* _WHAT IS BEING ASKED_: Repeat the material verbatim and drop the pictures.

··· ENTRIES ···

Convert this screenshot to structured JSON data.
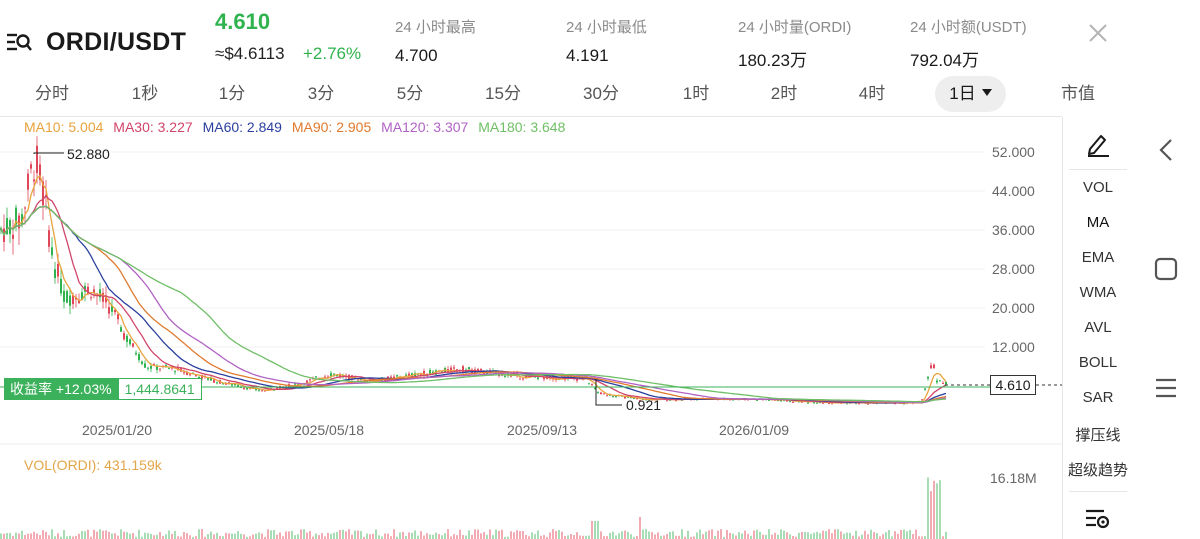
{
  "header": {
    "pair": "ORDI/USDT",
    "last_price": "4.610",
    "usd_price": "≈$4.6113",
    "change_pct": "+2.76%",
    "stats": [
      {
        "label": "24 小时最高",
        "value": "4.700"
      },
      {
        "label": "24 小时最低",
        "value": "4.191"
      },
      {
        "label": "24 小时量(ORDI)",
        "value": "180.23万"
      },
      {
        "label": "24 小时额(USDT)",
        "value": "792.04万"
      }
    ]
  },
  "tabs": [
    "分时",
    "1秒",
    "1分",
    "3分",
    "5分",
    "15分",
    "30分",
    "1时",
    "2时",
    "4时",
    "1日",
    "市值"
  ],
  "active_tab": "1日",
  "ma_legend": [
    {
      "label": "MA10: 5.004",
      "color": "#e8a33c"
    },
    {
      "label": "MA30: 3.227",
      "color": "#d1456b"
    },
    {
      "label": "MA60: 2.849",
      "color": "#2a3f9e"
    },
    {
      "label": "MA90: 2.905",
      "color": "#e07a2e"
    },
    {
      "label": "MA120: 3.307",
      "color": "#b063c4"
    },
    {
      "label": "MA180: 3.648",
      "color": "#6fbf66"
    }
  ],
  "price_axis": [
    "52.000",
    "44.000",
    "36.000",
    "28.000",
    "20.000",
    "12.000"
  ],
  "date_axis": [
    "2025/01/20",
    "2025/05/18",
    "2025/09/13",
    "2026/01/09"
  ],
  "high_marker": "52.880",
  "low_marker": "0.921",
  "last_price_tag": "4.610",
  "profit": {
    "label": "收益率 +12.03%",
    "value": "1,444.8641"
  },
  "volume": {
    "label": "VOL(ORDI): 431.159k",
    "max": "16.18M"
  },
  "indicators": [
    "VOL",
    "MA",
    "EMA",
    "WMA",
    "AVL",
    "BOLL",
    "SAR",
    "撑压线",
    "超级趋势"
  ],
  "colors": {
    "up": "#2fb34f",
    "down": "#e0475b",
    "accent": "#3cb15b"
  },
  "icons": {
    "menu": "menu-search-icon",
    "close": "close-icon",
    "draw": "pen-draw-icon",
    "settings": "indicator-settings-icon"
  }
}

···

* _EXPECTED OUTPUT_:
Convert this screenshot to structured JSON data.
{
  "header": {
    "pair": "ORDI/USDT",
    "last_price": "4.610",
    "usd_price": "≈$4.6113",
    "change_pct": "+2.76%",
    "stats": [
      {
        "label": "24 小时最高",
        "value": "4.700"
      },
      {
        "label": "24 小时最低",
        "value": "4.191"
      },
      {
        "label": "24 小时量(ORDI)",
        "value": "180.23万"
      },
      {
        "label": "24 小时额(USDT)",
        "value": "792.04万"
      }
    ]
  },
  "tabs": [
    "分时",
    "1秒",
    "1分",
    "3分",
    "5分",
    "15分",
    "30分",
    "1时",
    "2时",
    "4时",
    "1日",
    "市值"
  ],
  "active_tab": "1日",
  "ma_legend": [
    {
      "label": "MA10: 5.004",
      "color": "#e8a33c"
    },
    {
      "label": "MA30: 3.227",
      "color": "#d1456b"
    },
    {
      "label": "MA60: 2.849",
      "color": "#2a3f9e"
    },
    {
      "label": "MA90: 2.905",
      "color": "#e07a2e"
    },
    {
      "label": "MA120: 3.307",
      "color": "#b063c4"
    },
    {
      "label": "MA180: 3.648",
      "color": "#6fbf66"
    }
  ],
  "price_axis": [
    "52.000",
    "44.000",
    "36.000",
    "28.000",
    "20.000",
    "12.000"
  ],
  "date_axis": [
    "2025/01/20",
    "2025/05/18",
    "2025/09/13",
    "2026/01/09"
  ],
  "high_marker": "52.880",
  "low_marker": "0.921",
  "last_price_tag": "4.610",
  "profit": {
    "label": "收益率 +12.03%",
    "value": "1,444.8641"
  },
  "volume": {
    "label": "VOL(ORDI): 431.159k",
    "max": "16.18M"
  },
  "indicators": [
    "VOL",
    "MA",
    "EMA",
    "WMA",
    "AVL",
    "BOLL",
    "SAR",
    "撑压线",
    "超级趋势"
  ],
  "colors": {
    "up": "#2fb34f",
    "down": "#e0475b",
    "accent": "#3cb15b"
  },
  "icons": {
    "menu": "menu-search-icon",
    "close": "close-icon",
    "draw": "pen-draw-icon",
    "settings": "indicator-settings-icon"
  }
}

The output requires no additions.